- _Task details_
Report only the number of lines holding "name".

## start

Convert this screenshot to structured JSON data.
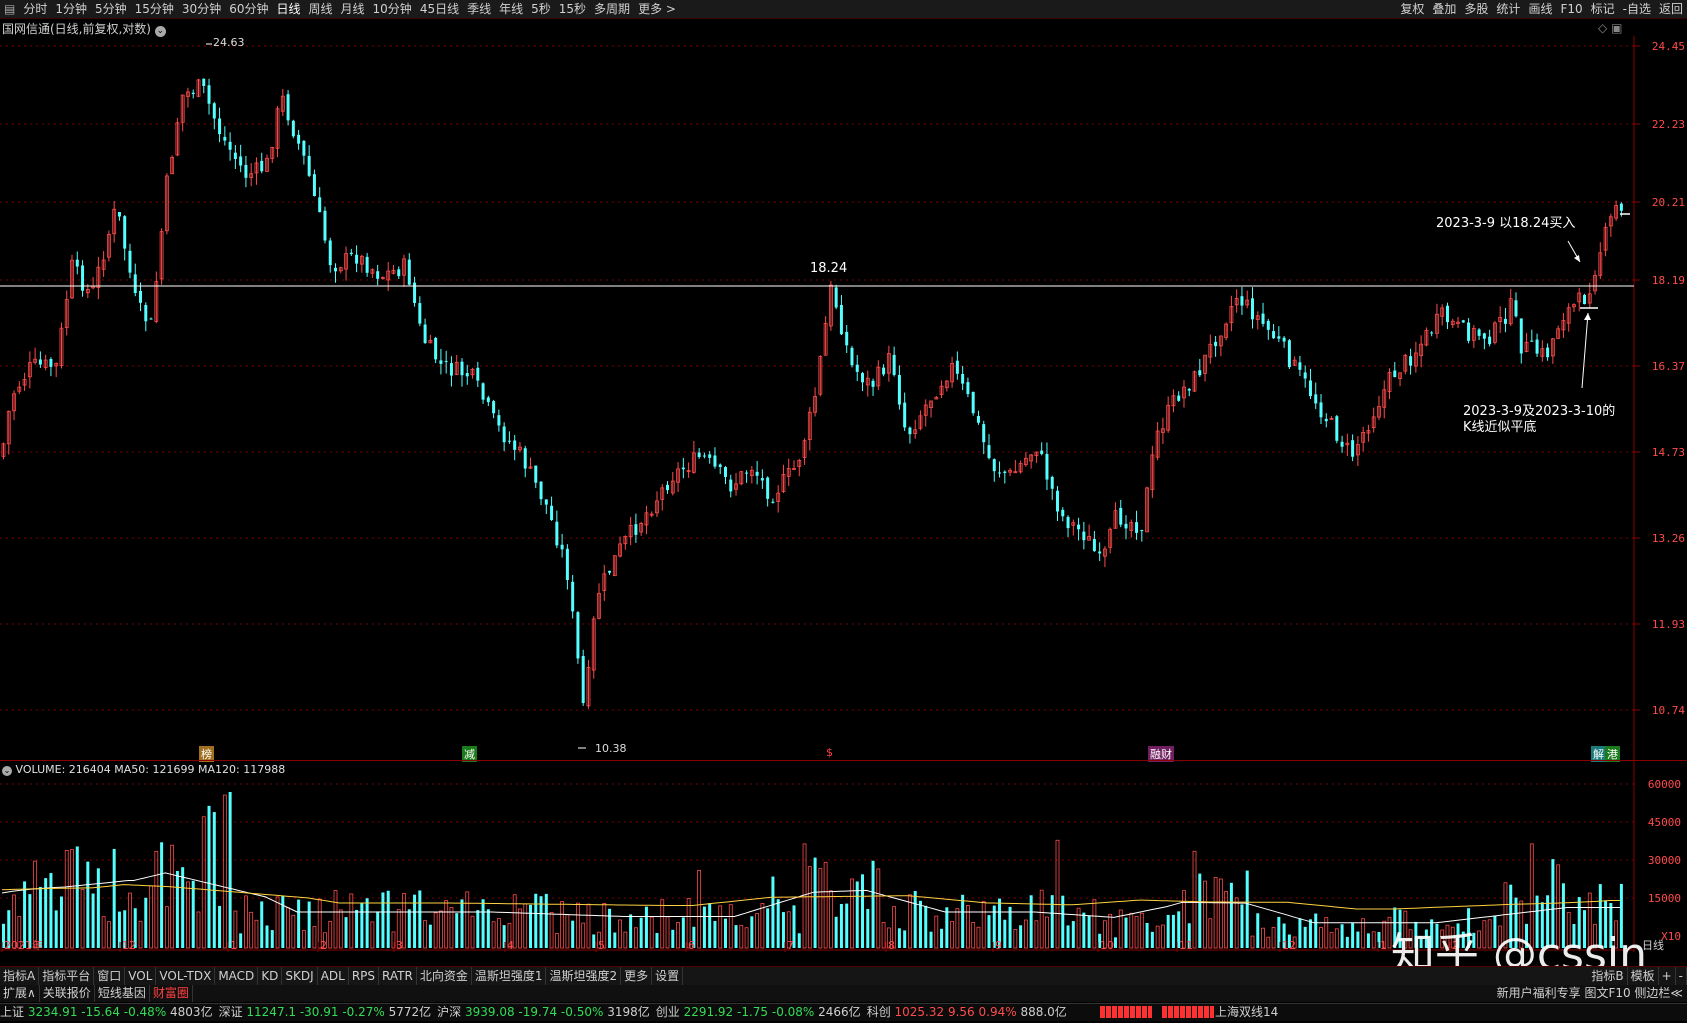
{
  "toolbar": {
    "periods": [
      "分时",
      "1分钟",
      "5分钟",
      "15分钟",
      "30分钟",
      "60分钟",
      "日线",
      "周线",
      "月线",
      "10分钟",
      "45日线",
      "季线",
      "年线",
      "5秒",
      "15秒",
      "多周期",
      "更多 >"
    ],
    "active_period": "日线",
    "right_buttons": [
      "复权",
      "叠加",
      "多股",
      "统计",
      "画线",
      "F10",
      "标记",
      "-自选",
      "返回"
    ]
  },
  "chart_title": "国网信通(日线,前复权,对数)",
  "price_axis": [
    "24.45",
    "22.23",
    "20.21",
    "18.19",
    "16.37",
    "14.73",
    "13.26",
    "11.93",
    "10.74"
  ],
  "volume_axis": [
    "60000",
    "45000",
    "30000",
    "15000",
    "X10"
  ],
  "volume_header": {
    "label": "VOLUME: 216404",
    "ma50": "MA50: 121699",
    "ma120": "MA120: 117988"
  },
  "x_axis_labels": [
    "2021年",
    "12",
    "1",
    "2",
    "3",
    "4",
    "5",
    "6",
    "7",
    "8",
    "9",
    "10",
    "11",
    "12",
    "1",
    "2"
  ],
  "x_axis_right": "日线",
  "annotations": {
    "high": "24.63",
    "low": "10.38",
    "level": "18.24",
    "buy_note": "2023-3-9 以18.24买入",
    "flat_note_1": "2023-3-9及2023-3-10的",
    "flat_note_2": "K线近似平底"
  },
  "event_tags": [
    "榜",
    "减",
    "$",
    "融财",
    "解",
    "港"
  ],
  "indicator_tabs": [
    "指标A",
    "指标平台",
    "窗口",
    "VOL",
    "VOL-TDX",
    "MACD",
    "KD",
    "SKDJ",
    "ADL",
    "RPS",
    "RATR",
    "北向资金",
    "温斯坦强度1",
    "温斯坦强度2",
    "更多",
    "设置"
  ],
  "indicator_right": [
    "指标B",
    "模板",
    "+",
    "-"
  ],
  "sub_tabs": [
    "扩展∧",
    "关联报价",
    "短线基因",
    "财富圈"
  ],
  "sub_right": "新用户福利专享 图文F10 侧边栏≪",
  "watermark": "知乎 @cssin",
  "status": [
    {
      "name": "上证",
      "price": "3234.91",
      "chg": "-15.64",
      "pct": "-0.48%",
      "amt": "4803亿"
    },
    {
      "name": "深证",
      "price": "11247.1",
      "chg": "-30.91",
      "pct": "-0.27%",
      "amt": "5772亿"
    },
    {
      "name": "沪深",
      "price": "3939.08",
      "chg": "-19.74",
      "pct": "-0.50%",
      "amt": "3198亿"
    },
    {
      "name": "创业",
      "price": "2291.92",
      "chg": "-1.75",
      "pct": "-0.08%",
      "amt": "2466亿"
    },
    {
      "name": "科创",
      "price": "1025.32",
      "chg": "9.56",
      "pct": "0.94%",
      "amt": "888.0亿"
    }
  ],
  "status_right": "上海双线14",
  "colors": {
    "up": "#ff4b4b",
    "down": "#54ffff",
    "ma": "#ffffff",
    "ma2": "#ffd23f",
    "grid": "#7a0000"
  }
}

## end

- _Solution_
5